→ WHAT THE EXERCISE ASKS
Pull out every line in the data that has the string "экономайзера" in it.

--- Start of DATA RECORDS ---

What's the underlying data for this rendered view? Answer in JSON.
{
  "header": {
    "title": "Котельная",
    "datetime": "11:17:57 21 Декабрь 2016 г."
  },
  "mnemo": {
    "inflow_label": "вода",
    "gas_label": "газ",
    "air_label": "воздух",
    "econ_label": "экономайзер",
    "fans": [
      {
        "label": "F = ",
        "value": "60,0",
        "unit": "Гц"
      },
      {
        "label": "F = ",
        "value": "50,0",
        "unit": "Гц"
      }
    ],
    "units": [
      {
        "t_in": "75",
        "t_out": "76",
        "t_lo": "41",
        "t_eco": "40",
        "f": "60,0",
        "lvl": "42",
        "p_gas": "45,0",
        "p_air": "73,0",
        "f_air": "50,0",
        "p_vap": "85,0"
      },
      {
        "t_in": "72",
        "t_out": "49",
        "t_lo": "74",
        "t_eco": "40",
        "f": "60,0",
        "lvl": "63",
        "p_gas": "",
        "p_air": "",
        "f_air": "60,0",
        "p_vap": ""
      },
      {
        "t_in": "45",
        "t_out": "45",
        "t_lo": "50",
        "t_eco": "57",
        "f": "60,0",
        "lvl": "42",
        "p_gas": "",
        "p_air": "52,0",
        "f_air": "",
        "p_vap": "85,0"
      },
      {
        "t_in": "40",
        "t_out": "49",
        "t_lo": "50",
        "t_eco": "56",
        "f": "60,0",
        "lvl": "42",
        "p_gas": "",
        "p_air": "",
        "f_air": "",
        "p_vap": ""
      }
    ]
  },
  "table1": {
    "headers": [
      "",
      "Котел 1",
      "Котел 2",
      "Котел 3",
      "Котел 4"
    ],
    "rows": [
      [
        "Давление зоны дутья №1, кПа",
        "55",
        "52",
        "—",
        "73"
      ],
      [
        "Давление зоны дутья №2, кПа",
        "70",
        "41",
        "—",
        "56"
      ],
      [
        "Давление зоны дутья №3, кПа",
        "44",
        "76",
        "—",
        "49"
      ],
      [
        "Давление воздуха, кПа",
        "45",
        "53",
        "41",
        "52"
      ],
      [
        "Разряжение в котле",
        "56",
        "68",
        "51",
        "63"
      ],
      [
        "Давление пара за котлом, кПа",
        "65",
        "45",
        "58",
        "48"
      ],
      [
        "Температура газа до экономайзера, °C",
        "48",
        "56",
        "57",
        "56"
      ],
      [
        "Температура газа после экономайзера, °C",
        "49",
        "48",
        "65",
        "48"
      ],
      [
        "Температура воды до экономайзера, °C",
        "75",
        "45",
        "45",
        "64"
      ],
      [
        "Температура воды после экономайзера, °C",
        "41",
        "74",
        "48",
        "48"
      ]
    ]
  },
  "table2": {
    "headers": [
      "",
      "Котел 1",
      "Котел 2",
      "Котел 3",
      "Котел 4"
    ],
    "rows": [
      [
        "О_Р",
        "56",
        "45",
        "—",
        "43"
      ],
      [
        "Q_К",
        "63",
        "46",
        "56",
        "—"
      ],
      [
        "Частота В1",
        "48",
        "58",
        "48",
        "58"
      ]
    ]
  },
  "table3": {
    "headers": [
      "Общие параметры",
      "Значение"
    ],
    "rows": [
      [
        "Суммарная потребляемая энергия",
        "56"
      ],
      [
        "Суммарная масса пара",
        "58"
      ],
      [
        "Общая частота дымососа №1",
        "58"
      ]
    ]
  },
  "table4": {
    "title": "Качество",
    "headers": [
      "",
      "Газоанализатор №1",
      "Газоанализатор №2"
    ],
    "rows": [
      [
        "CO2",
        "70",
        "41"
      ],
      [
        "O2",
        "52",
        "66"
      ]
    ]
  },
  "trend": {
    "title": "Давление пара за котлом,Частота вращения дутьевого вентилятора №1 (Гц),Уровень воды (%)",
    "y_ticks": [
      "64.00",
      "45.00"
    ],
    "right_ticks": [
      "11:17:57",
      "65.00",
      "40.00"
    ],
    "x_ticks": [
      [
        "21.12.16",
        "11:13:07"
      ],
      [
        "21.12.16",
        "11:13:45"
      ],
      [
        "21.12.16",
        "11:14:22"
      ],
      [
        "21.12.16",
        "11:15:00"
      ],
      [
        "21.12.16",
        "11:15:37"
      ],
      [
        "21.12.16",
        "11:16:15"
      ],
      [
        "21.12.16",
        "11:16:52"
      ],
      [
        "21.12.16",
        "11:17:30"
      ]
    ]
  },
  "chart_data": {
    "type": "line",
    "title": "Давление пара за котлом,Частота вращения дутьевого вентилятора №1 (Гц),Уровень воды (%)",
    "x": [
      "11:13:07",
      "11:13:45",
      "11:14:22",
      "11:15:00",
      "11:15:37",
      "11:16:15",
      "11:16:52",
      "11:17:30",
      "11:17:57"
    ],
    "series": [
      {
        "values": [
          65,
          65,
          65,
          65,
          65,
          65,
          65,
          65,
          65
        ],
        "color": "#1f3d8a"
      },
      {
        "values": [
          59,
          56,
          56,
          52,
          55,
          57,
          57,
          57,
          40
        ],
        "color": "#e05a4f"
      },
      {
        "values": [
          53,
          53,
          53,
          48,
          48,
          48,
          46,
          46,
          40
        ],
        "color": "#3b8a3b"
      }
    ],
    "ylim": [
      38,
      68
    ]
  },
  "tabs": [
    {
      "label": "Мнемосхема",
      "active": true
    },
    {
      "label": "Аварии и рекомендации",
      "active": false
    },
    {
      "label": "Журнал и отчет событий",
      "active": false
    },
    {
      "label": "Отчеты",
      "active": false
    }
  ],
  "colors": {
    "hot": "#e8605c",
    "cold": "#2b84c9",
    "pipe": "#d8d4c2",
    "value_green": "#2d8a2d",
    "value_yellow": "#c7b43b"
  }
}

--- End of DATA RECORDS ---

→ ANSWER BELOW
        "Температура газа до экономайзера, °C",
        "Температура газа после экономайзера, °C",
        "Температура воды до экономайзера, °C",
        "Температура воды после экономайзера, °C",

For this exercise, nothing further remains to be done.